* begin *

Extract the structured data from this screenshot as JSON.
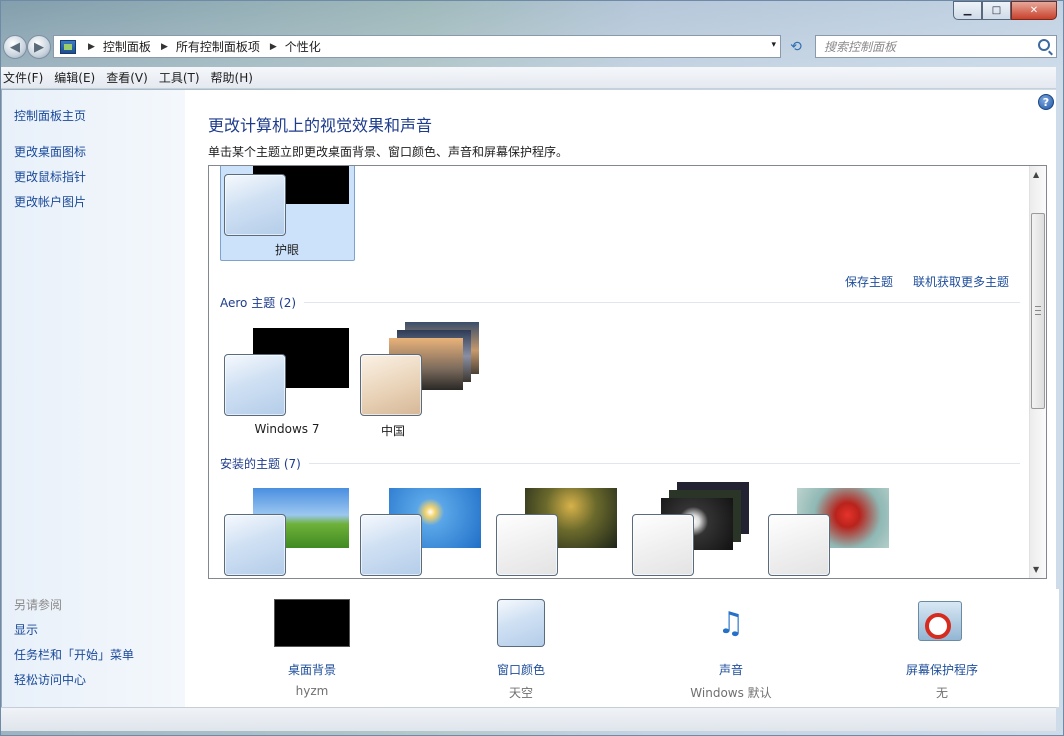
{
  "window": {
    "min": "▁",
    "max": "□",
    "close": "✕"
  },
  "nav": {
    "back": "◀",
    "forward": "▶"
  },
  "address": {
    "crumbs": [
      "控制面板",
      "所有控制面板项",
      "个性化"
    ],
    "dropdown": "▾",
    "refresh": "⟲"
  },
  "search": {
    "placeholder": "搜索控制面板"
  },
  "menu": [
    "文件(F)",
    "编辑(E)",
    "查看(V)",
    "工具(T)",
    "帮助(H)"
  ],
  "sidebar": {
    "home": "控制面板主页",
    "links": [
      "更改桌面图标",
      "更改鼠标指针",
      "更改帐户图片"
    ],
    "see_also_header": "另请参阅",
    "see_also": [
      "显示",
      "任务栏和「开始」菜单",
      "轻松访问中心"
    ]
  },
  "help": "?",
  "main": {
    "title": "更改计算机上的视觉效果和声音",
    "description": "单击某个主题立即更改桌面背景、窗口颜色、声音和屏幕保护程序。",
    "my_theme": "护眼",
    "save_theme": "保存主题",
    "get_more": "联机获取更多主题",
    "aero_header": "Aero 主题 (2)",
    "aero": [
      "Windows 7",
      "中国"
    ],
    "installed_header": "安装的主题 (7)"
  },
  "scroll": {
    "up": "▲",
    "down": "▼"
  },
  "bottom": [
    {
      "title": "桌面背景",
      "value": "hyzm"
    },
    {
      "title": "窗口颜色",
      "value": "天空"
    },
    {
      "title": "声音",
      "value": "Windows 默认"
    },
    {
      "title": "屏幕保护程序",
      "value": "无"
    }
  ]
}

* end *

*What the task asks:* Any pictures should be dropped; transcribe the rest of the records above exactly.

*Expected answer:*
Extract the structured data from this screenshot as JSON.
{
  "window": {
    "min": "▁",
    "max": "□",
    "close": "✕"
  },
  "nav": {
    "back": "◀",
    "forward": "▶"
  },
  "address": {
    "crumbs": [
      "控制面板",
      "所有控制面板项",
      "个性化"
    ],
    "dropdown": "▾",
    "refresh": "⟲"
  },
  "search": {
    "placeholder": "搜索控制面板"
  },
  "menu": [
    "文件(F)",
    "编辑(E)",
    "查看(V)",
    "工具(T)",
    "帮助(H)"
  ],
  "sidebar": {
    "home": "控制面板主页",
    "links": [
      "更改桌面图标",
      "更改鼠标指针",
      "更改帐户图片"
    ],
    "see_also_header": "另请参阅",
    "see_also": [
      "显示",
      "任务栏和「开始」菜单",
      "轻松访问中心"
    ]
  },
  "help": "?",
  "main": {
    "title": "更改计算机上的视觉效果和声音",
    "description": "单击某个主题立即更改桌面背景、窗口颜色、声音和屏幕保护程序。",
    "my_theme": "护眼",
    "save_theme": "保存主题",
    "get_more": "联机获取更多主题",
    "aero_header": "Aero 主题 (2)",
    "aero": [
      "Windows 7",
      "中国"
    ],
    "installed_header": "安装的主题 (7)"
  },
  "scroll": {
    "up": "▲",
    "down": "▼"
  },
  "bottom": [
    {
      "title": "桌面背景",
      "value": "hyzm"
    },
    {
      "title": "窗口颜色",
      "value": "天空"
    },
    {
      "title": "声音",
      "value": "Windows 默认"
    },
    {
      "title": "屏幕保护程序",
      "value": "无"
    }
  ]
}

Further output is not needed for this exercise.